= Given instruction =
Quote the whole listing word for word, please.

===== Exercise materials

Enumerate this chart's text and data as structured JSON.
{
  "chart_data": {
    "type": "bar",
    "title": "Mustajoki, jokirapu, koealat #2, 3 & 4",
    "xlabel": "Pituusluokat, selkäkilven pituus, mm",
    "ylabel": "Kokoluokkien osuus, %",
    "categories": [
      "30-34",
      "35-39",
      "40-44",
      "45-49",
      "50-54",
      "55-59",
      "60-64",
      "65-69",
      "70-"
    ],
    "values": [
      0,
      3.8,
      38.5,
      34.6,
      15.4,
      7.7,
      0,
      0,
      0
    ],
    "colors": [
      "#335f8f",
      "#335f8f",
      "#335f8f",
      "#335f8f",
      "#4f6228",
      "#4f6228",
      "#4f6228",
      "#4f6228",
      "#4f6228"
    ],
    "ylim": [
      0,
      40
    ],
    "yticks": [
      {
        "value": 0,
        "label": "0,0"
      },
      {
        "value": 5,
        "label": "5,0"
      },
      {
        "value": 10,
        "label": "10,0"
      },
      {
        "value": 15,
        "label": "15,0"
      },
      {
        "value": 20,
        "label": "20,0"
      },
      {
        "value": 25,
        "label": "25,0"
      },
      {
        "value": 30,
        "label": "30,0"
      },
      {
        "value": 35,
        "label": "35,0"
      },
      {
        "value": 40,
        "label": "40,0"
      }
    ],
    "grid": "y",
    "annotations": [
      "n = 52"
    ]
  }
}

==========

= Result for this exercise =
Enumerate this chart's text and data as structured JSON.
{
  "chart_data": {
    "type": "bar",
    "title": "Mustajoki, jokirapu, koealat #2, 3 & 4",
    "xlabel": "Pituusluokat, selkäkilven pituus, mm",
    "ylabel": "Kokoluokkien osuus, %",
    "categories": [
      "30-34",
      "35-39",
      "40-44",
      "45-49",
      "50-54",
      "55-59",
      "60-64",
      "65-69",
      "70-"
    ],
    "values": [
      0,
      3.8,
      38.5,
      34.6,
      15.4,
      7.7,
      0,
      0,
      0
    ],
    "colors": [
      "#335f8f",
      "#335f8f",
      "#335f8f",
      "#335f8f",
      "#4f6228",
      "#4f6228",
      "#4f6228",
      "#4f6228",
      "#4f6228"
    ],
    "ylim": [
      0,
      40
    ],
    "yticks": [
      {
        "value": 0,
        "label": "0,0"
      },
      {
        "value": 5,
        "label": "5,0"
      },
      {
        "value": 10,
        "label": "10,0"
      },
      {
        "value": 15,
        "label": "15,0"
      },
      {
        "value": 20,
        "label": "20,0"
      },
      {
        "value": 25,
        "label": "25,0"
      },
      {
        "value": 30,
        "label": "30,0"
      },
      {
        "value": 35,
        "label": "35,0"
      },
      {
        "value": 40,
        "label": "40,0"
      }
    ],
    "grid": "y",
    "annotations": [
      "n = 52"
    ]
  }
}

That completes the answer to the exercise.